Figure record listings
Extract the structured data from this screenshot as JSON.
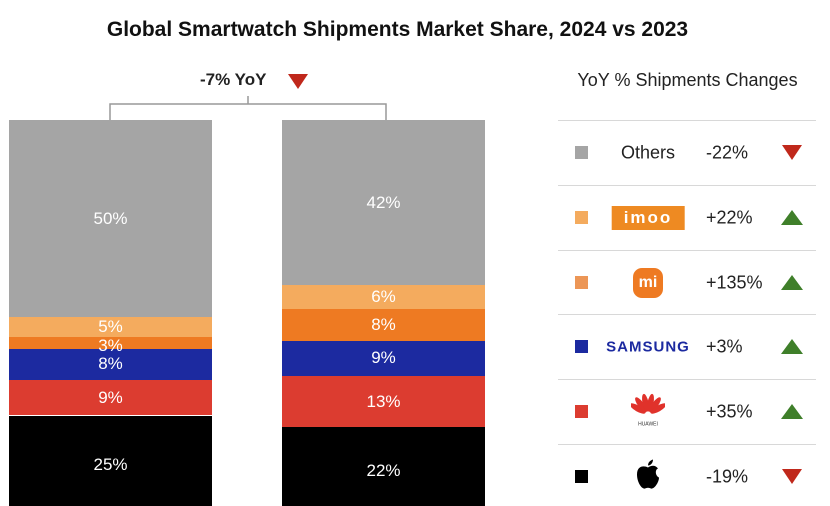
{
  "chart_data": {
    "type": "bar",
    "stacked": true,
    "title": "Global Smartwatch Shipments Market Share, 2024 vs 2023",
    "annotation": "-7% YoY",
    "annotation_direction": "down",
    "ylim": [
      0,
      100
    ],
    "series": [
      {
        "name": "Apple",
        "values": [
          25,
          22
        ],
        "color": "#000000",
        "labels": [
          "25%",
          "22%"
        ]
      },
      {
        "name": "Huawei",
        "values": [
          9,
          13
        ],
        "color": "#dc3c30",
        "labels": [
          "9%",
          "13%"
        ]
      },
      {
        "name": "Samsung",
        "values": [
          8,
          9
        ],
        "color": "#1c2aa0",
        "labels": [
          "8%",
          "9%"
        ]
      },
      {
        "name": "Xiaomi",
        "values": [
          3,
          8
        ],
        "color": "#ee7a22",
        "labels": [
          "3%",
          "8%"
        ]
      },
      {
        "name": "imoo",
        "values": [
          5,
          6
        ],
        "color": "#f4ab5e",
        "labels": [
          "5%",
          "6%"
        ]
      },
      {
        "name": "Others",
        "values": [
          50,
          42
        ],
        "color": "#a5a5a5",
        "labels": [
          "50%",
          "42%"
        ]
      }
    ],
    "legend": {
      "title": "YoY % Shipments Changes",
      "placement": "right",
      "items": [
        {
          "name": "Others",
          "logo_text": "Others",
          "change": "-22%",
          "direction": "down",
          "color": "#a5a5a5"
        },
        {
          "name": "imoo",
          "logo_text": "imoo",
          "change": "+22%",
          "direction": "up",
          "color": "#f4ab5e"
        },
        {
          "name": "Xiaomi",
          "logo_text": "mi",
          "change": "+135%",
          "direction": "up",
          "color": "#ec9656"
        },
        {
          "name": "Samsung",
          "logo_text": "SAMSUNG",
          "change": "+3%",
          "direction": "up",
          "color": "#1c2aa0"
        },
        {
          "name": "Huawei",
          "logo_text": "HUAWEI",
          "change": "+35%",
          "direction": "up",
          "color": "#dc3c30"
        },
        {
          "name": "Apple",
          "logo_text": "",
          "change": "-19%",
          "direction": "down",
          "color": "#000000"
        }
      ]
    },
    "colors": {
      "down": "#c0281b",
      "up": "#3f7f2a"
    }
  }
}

--

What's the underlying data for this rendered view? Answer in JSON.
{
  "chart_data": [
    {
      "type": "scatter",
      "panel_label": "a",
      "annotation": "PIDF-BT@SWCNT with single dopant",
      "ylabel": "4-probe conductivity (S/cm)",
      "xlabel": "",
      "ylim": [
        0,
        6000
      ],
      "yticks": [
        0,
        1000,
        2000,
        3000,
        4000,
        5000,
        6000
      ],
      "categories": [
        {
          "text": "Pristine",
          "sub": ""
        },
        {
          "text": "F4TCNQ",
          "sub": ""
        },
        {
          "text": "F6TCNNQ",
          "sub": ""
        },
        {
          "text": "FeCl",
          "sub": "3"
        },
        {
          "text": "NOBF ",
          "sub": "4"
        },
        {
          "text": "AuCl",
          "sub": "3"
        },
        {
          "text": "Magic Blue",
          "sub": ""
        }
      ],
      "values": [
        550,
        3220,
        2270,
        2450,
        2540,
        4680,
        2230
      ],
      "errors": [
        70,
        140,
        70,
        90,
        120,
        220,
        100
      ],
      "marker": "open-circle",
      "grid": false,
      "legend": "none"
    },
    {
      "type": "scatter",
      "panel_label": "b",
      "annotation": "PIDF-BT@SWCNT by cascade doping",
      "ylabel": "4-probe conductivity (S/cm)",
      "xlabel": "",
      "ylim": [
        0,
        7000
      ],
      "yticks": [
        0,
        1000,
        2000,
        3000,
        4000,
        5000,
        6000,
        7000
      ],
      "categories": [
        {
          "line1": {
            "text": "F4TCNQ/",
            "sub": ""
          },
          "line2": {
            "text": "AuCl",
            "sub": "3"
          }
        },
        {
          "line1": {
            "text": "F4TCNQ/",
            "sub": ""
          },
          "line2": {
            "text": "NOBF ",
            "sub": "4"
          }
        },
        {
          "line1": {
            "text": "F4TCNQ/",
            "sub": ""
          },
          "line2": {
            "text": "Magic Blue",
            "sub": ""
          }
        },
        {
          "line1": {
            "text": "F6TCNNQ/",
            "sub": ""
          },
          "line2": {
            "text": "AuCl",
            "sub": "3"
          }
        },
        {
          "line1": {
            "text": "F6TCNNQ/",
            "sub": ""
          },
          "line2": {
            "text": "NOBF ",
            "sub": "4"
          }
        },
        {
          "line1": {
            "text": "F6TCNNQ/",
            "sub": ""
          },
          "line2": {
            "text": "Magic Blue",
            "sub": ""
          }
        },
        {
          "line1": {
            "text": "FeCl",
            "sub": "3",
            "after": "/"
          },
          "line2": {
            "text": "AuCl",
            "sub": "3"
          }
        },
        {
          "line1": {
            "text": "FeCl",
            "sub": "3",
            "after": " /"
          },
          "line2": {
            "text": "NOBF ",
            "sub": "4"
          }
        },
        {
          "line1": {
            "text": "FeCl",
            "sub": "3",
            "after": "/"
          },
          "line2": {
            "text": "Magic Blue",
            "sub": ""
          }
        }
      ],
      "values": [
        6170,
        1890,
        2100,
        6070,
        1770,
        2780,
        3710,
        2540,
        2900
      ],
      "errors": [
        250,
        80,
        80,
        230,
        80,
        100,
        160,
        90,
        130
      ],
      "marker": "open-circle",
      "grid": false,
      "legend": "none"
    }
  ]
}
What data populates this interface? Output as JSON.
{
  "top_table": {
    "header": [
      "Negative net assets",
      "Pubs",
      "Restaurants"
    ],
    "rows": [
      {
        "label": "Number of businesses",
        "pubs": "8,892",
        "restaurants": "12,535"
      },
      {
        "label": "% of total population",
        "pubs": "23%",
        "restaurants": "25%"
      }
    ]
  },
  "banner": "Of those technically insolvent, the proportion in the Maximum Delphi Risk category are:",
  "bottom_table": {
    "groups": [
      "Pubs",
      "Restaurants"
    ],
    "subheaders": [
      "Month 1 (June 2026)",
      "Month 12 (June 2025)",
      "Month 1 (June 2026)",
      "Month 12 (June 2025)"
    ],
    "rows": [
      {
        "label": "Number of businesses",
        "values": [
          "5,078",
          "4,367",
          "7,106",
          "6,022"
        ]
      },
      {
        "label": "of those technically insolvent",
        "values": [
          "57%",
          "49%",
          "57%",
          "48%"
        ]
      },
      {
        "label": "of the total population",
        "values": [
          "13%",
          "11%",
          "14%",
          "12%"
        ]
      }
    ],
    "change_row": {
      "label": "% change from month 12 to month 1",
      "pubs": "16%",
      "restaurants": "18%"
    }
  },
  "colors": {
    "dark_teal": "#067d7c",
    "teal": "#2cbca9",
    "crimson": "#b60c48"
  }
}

PROMPT:
Report only a number: how many lines in the material above contain the string "Others".

WRITTEN ANSWER:
3